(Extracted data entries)
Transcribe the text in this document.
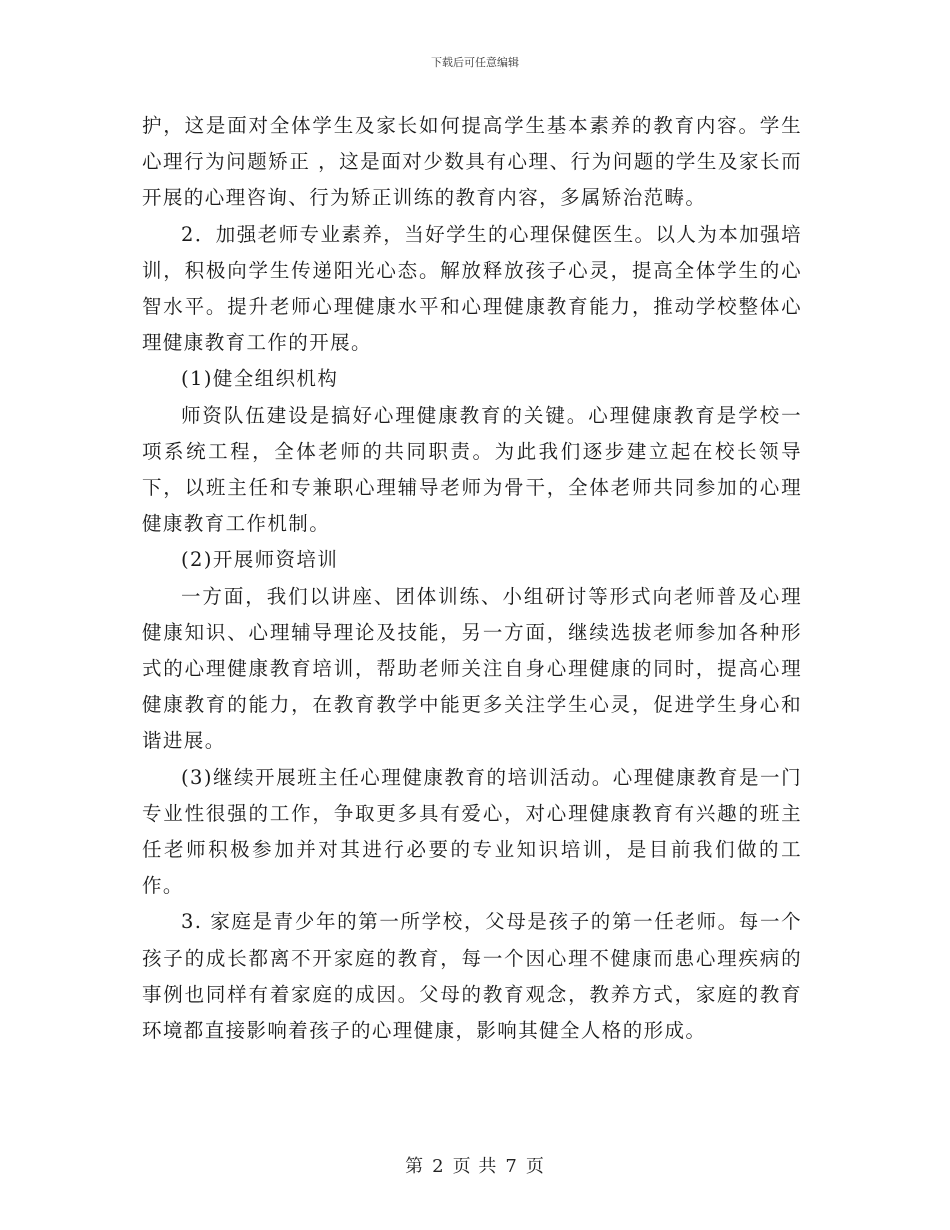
下载后可任意编辑

护，这是面对全体学生及家长如何提高学生基本素养的教育内容。学生心理行为问题矫正 ，这是面对少数具有心理、行为问题的学生及家长而开展的心理咨询、行为矫正训练的教育内容，多属矫治范畴。

2．加强老师专业素养，当好学生的心理保健医生。以人为本加强培训，积极向学生传递阳光心态。解放释放孩子心灵，提高全体学生的心智水平。提升老师心理健康水平和心理健康教育能力，推动学校整体心理健康教育工作的开展。

(1)健全组织机构

师资队伍建设是搞好心理健康教育的关键。心理健康教育是学校一项系统工程，全体老师的共同职责。为此我们逐步建立起在校长领导下，以班主任和专兼职心理辅导老师为骨干，全体老师共同参加的心理健康教育工作机制。

(2)开展师资培训

一方面，我们以讲座、团体训练、小组研讨等形式向老师普及心理健康知识、心理辅导理论及技能，另一方面，继续选拔老师参加各种形式的心理健康教育培训，帮助老师关注自身心理健康的同时，提高心理健康教育的能力，在教育教学中能更多关注学生心灵，促进学生身心和谐进展。

(3)继续开展班主任心理健康教育的培训活动。心理健康教育是一门专业性很强的工作，争取更多具有爱心，对心理健康教育有兴趣的班主任老师积极参加并对其进行必要的专业知识培训，是目前我们做的工作。

3. 家庭是青少年的第一所学校，父母是孩子的第一任老师。每一个孩子的成长都离不开家庭的教育，每一个因心理不健康而患心理疾病的事例也同样有着家庭的成因。父母的教育观念，教养方式，家庭的教育环境都直接影响着孩子的心理健康，影响其健全人格的形成。

第 2 页 共 7 页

#### STATED TASK:
Output all the records, word for word, with no pictures in the copy.

#### EXERCISE RESPONSE:
Transcribe the text in this document.
下载后可任意编辑

护，这是面对全体学生及家长如何提高学生基本素养的教育内容。学生心理行为问题矫正 ，这是面对少数具有心理、行为问题的学生及家长而开展的心理咨询、行为矫正训练的教育内容，多属矫治范畴。

2．加强老师专业素养，当好学生的心理保健医生。以人为本加强培训，积极向学生传递阳光心态。解放释放孩子心灵，提高全体学生的心智水平。提升老师心理健康水平和心理健康教育能力，推动学校整体心理健康教育工作的开展。

(1)健全组织机构

师资队伍建设是搞好心理健康教育的关键。心理健康教育是学校一项系统工程，全体老师的共同职责。为此我们逐步建立起在校长领导下，以班主任和专兼职心理辅导老师为骨干，全体老师共同参加的心理健康教育工作机制。

(2)开展师资培训

一方面，我们以讲座、团体训练、小组研讨等形式向老师普及心理健康知识、心理辅导理论及技能，另一方面，继续选拔老师参加各种形式的心理健康教育培训，帮助老师关注自身心理健康的同时，提高心理健康教育的能力，在教育教学中能更多关注学生心灵，促进学生身心和谐进展。

(3)继续开展班主任心理健康教育的培训活动。心理健康教育是一门专业性很强的工作，争取更多具有爱心，对心理健康教育有兴趣的班主任老师积极参加并对其进行必要的专业知识培训，是目前我们做的工作。

3. 家庭是青少年的第一所学校，父母是孩子的第一任老师。每一个孩子的成长都离不开家庭的教育，每一个因心理不健康而患心理疾病的事例也同样有着家庭的成因。父母的教育观念，教养方式，家庭的教育环境都直接影响着孩子的心理健康，影响其健全人格的形成。

第 2 页 共 7 页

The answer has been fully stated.